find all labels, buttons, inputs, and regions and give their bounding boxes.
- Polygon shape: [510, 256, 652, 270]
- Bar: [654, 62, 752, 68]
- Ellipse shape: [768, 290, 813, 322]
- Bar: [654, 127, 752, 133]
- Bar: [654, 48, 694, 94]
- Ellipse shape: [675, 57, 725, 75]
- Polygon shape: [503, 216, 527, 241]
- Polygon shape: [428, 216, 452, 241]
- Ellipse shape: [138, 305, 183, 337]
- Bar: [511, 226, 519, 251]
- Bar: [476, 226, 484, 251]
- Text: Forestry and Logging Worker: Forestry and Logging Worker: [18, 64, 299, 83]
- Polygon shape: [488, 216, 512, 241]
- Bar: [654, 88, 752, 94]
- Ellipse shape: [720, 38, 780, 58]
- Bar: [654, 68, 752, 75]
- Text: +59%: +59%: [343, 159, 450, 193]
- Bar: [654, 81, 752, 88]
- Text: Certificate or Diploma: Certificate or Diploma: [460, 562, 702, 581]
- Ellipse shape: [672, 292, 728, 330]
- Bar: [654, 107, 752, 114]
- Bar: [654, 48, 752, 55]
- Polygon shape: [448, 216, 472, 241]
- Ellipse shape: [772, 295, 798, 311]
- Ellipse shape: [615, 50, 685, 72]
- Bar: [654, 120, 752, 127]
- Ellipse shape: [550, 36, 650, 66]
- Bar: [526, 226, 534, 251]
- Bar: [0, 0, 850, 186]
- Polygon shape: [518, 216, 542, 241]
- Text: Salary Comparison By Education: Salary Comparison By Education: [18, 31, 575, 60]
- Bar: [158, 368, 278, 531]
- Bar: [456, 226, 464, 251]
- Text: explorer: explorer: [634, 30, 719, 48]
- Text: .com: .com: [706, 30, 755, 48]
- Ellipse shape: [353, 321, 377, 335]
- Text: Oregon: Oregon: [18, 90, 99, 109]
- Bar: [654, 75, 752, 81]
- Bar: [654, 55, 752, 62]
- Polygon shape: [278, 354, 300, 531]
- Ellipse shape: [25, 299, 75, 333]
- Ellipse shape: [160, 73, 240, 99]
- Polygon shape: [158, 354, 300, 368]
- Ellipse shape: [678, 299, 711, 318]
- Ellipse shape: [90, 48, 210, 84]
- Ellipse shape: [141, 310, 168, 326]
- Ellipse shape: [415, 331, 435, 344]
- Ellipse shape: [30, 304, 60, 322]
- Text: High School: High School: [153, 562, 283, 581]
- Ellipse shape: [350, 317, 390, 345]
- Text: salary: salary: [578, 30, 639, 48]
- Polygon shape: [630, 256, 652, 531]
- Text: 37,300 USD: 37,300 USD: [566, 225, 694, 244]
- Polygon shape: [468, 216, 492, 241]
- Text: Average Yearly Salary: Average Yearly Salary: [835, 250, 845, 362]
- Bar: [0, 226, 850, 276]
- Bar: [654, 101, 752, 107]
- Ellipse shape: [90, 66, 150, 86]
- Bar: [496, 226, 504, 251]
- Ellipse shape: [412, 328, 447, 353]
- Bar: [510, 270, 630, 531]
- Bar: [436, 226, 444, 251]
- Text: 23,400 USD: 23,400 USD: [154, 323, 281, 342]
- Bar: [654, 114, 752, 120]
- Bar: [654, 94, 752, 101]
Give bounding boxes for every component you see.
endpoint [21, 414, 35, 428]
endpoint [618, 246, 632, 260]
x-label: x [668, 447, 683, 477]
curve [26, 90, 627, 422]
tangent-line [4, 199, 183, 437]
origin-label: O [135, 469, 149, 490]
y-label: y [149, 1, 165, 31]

※ ※ ※

> _Aim_:
Please render every line of the records above as a JSON list of strings, one string per line, with blank lines left out.

> _Response_:
[
  "find all labels, buttons, inputs, and regions and give their bounding boxes.",
  "- Polygon shape: [510, 256, 652, 270]",
  "- Bar: [654, 62, 752, 68]",
  "- Ellipse shape: [768, 290, 813, 322]",
  "- Bar: [654, 127, 752, 133]",
  "- Bar: [654, 48, 694, 94]",
  "- Ellipse shape: [675, 57, 725, 75]",
  "- Polygon shape: [503, 216, 527, 241]",
  "- Polygon shape: [428, 216, 452, 241]",
  "- Ellipse shape: [138, 305, 183, 337]",
  "- Bar: [511, 226, 519, 251]",
  "- Bar: [476, 226, 484, 251]",
  "- Text: Forestry and Logging Worker: Forestry and Logging Worker: [18, 64, 299, 83]",
  "- Polygon shape: [488, 216, 512, 241]",
  "- Bar: [654, 88, 752, 94]",
  "- Ellipse shape: [720, 38, 780, 58]",
  "- Bar: [654, 68, 752, 75]",
  "- Text: +59%: +59%: [343, 159, 450, 193]",
  "- Bar: [654, 81, 752, 88]",
  "- Text: Certificate or Diploma: Certificate or Diploma: [460, 562, 702, 581]",
  "- Ellipse shape: [672, 292, 728, 330]",
  "- Bar: [654, 107, 752, 114]",
  "- Bar: [654, 48, 752, 55]",
  "- Polygon shape: [448, 216, 472, 241]",
  "- Ellipse shape: [772, 295, 798, 311]",
  "- Ellipse shape: [615, 50, 685, 72]",
  "- Bar: [654, 120, 752, 127]",
  "- Ellipse shape: [550, 36, 650, 66]",
  "- Bar: [526, 226, 534, 251]",
  "- Bar: [0, 0, 850, 186]",
  "- Polygon shape: [518, 216, 542, 241]",
  "- Text: Salary Comparison By Education: Salary Comparison By Education: [18, 31, 575, 60]",
  "- Bar: [158, 368, 278, 531]",
  "- Bar: [456, 226, 464, 251]",
  "- Text: explorer: explorer: [634, 30, 719, 48]",
  "- Text: .com: .com: [706, 30, 755, 48]",
  "- Ellipse shape: [353, 321, 377, 335]",
  "- Text: Oregon: Oregon: [18, 90, 99, 109]",
  "- Bar: [654, 75, 752, 81]",
  "- Bar: [654, 55, 752, 62]",
  "- Polygon shape: [278, 354, 300, 531]",
  "- Ellipse shape: [25, 299, 75, 333]",
  "- Ellipse shape: [160, 73, 240, 99]",
  "- Polygon shape: [158, 354, 300, 368]",
  "- Ellipse shape: [678, 299, 711, 318]",
  "- Ellipse shape: [90, 48, 210, 84]",
  "- Ellipse shape: [141, 310, 168, 326]",
  "- Ellipse shape: [415, 331, 435, 344]",
  "- Ellipse shape: [30, 304, 60, 322]",
  "- Text: High School: High School: [153, 562, 283, 581]",
  "- Ellipse shape: [350, 317, 390, 345]",
  "- Text: salary: salary: [578, 30, 639, 48]",
  "- Polygon shape: [630, 256, 652, 531]",
  "- Text: 37,300 USD: 37,300 USD: [566, 225, 694, 244]",
  "- Polygon shape: [468, 216, 492, 241]",
  "- Text: Average Yearly Salary: Average Yearly Salary: [835, 250, 845, 362]",
  "- Bar: [0, 226, 850, 276]",
  "- Bar: [654, 101, 752, 107]",
  "- Ellipse shape: [90, 66, 150, 86]",
  "- Bar: [496, 226, 504, 251]",
  "- Ellipse shape: [412, 328, 447, 353]",
  "- Bar: [510, 270, 630, 531]",
  "- Bar: [436, 226, 444, 251]",
  "- Text: 23,400 USD: 23,400 USD: [154, 323, 281, 342]",
  "- Bar: [654, 114, 752, 120]",
  "- Bar: [654, 94, 752, 101]",
  "Give bounding boxes for every component you see.",
  "endpoint [21, 414, 35, 428]",
  "endpoint [618, 246, 632, 260]",
  "x-label: x [668, 447, 683, 477]",
  "curve [26, 90, 627, 422]",
  "tangent-line [4, 199, 183, 437]",
  "origin-label: O [135, 469, 149, 490]",
  "y-label: y [149, 1, 165, 31]"
]